GIVEN TEXT:

We left New Hampshire at the same time, in the summer of 2007, I for New Jersey, she for North Carolina. We saw each other only occasionally after that: first, whenever she visited New York (that city was another passion we shared), and then, once I returned to New Hampshire, whenever she did a residency at the MacDowell Colony, one of her favorite places in the world. The last time I saw her in person was at the AWP Conference in Los Angeles in 2016.

When my mother died in November 2018, one of the hardest notifications to make was to Kathie. She and my mother had been friends on Facebook and found comradeship in illness, comparing notes, for instance, on how to get around with oxygen tubes and tanks. Kathie was direct and never put up with any obfuscation or euphemism, so I told her what I hadn't told anybody else: about my mother's last moments, about how peaceful those moments were, how good. Though herself struggling to write much more than a few words at that point, she sent me a lovely note, and I knew she had read, as she always did, my intention.

I began writing "A Liberation" before Katherine's death and before my mother's death, after seeing some pictures of Norilsk, Russia. I only got about a thousand words into the story, though, before I stopped. I had a setting and a character, but no sense of purpose. I thought it would never get written, but then, a couple months after Katherine's death, I returned to it, and suddenly the whole story was there. It was the first piece of fiction I managed to finish in six months.

RECORDED DATA:

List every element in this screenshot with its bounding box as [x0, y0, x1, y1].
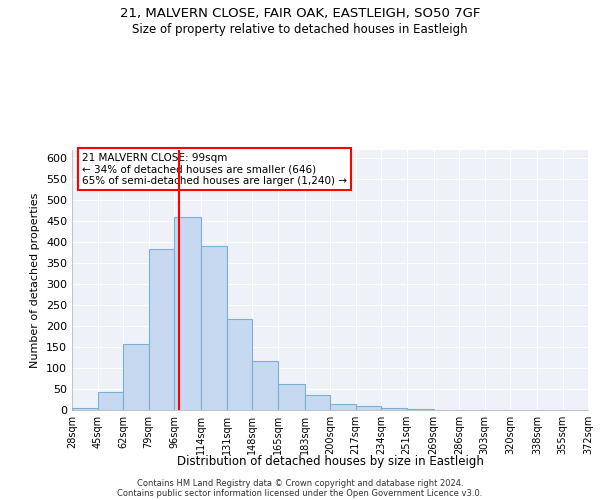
Y-axis label: Number of detached properties: Number of detached properties	[31, 192, 40, 368]
Bar	[381, 408, 407, 410]
Bar	[407, 408, 433, 410]
Text: Distribution of detached houses by size in Eastleigh: Distribution of detached houses by size …	[176, 454, 484, 468]
Bar	[149, 248, 174, 410]
Text: Size of property relative to detached houses in Eastleigh: Size of property relative to detached ho…	[132, 22, 468, 36]
Text: Contains public sector information licensed under the Open Government Licence v3: Contains public sector information licen…	[118, 488, 482, 498]
Bar	[227, 319, 252, 410]
Text: 21, MALVERN CLOSE, FAIR OAK, EASTLEIGH, SO50 7GF: 21, MALVERN CLOSE, FAIR OAK, EASTLEIGH, …	[120, 8, 480, 20]
Bar	[201, 246, 227, 410]
Bar	[252, 360, 277, 410]
Bar	[277, 384, 305, 410]
Text: Contains HM Land Registry data © Crown copyright and database right 2024.: Contains HM Land Registry data © Crown c…	[137, 478, 463, 488]
Bar	[330, 404, 355, 410]
Bar	[305, 396, 330, 410]
Bar	[355, 406, 381, 410]
Text: 21 MALVERN CLOSE: 99sqm
← 34% of detached houses are smaller (646)
65% of semi-d: 21 MALVERN CLOSE: 99sqm ← 34% of detache…	[82, 152, 347, 186]
Bar	[174, 217, 201, 410]
Bar	[123, 344, 149, 410]
Bar	[72, 408, 97, 410]
Bar	[97, 392, 123, 410]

WHAT YOU WILL DO:
**1.** In the reminiscence about Kathie, where and when did the writer last see her in person?
**2.** Shorten the paragraph of the reminiscence about Kathie that begins "I began writing "A Liberation"", keeping its main facts.
**3.** Continue the reminiscence about Kathie, starting after its final sentence.
The entries above are separate material, unrelated to the reminiscence about Kathie.

IN RESPONSE:
**1.** At the AWP Conference in Los Angeles in 2016.

**2.** "A Liberation" was begun after seeing pictures of Norilsk, Russia, before the deaths of Katherine and the writer's mother. After about a thousand words, with a setting and a character but no sense of purpose, the writing stopped. A couple of months after Katherine's death the writer returned to it, and the whole story came at once. It was the first fiction finished in six months.

**3.**
While editing "A Liberation", I thought, Kathie would've understood this story. And she would have understood how proud I was to have a new story in Conjunctions, a journal we both respected highly, though differently for me, because Conjunctions feels more like my aesthetic home than I think it did for Katherine, who had other homes. When Brad Morrow let me know that he would publish the story, I thought not only how much I wished I could tell K that I'd be returning to Conjunctions, but I also wished that she had published there herself. I know she would have loved to see her name in its austere font and layout.

Here, I realized then, was a tribute I could offer, even if I do not (even now) have words to memorialize our friendship: I could get her name into the pages of Conjunctions alongside my own. And I could do it with a story about staying alive in a world that is dying, a world full of the dead. An elegy for the Earth, yes, but also, more directly, more concretely, for my friend, one of the people without whom I would not be anything like my self. In memory of, because her memory lives on.